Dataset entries

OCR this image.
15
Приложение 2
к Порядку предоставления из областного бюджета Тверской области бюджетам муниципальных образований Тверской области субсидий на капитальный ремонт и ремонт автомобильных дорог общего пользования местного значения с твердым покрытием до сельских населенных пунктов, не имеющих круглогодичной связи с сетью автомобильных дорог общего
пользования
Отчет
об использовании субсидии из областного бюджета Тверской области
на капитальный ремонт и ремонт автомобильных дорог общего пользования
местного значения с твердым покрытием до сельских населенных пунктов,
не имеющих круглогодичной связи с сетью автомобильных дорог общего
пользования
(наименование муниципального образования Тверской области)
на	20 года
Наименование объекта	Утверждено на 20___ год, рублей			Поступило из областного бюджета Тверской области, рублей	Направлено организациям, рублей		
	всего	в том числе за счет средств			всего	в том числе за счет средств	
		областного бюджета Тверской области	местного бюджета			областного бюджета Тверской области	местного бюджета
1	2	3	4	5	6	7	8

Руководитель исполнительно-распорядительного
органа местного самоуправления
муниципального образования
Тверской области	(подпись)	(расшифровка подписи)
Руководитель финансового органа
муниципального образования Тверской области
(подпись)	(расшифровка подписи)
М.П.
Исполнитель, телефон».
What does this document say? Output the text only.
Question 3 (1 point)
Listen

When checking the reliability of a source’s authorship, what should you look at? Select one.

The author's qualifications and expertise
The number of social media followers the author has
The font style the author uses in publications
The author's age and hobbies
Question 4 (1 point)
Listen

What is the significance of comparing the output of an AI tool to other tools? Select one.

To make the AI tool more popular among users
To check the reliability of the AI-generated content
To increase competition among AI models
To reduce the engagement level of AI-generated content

WORK INSTRUCTIONS
Find the string "пользования" in the records, then copy each line where it occurs.

SOLUTION TO THIS PROBLEM
к Порядку предоставления из областного бюджета Тверской области бюджетам муниципальных образований Тверской области субсидий на капитальный ремонт и ремонт автомобильных дорог общего пользования местного значения с твердым покрытием до сельских населенных пунктов, не имеющих круглогодичной связи с сетью автомобильных дорог общего
пользования
на капитальный ремонт и ремонт автомобильных дорог общего пользования
пользования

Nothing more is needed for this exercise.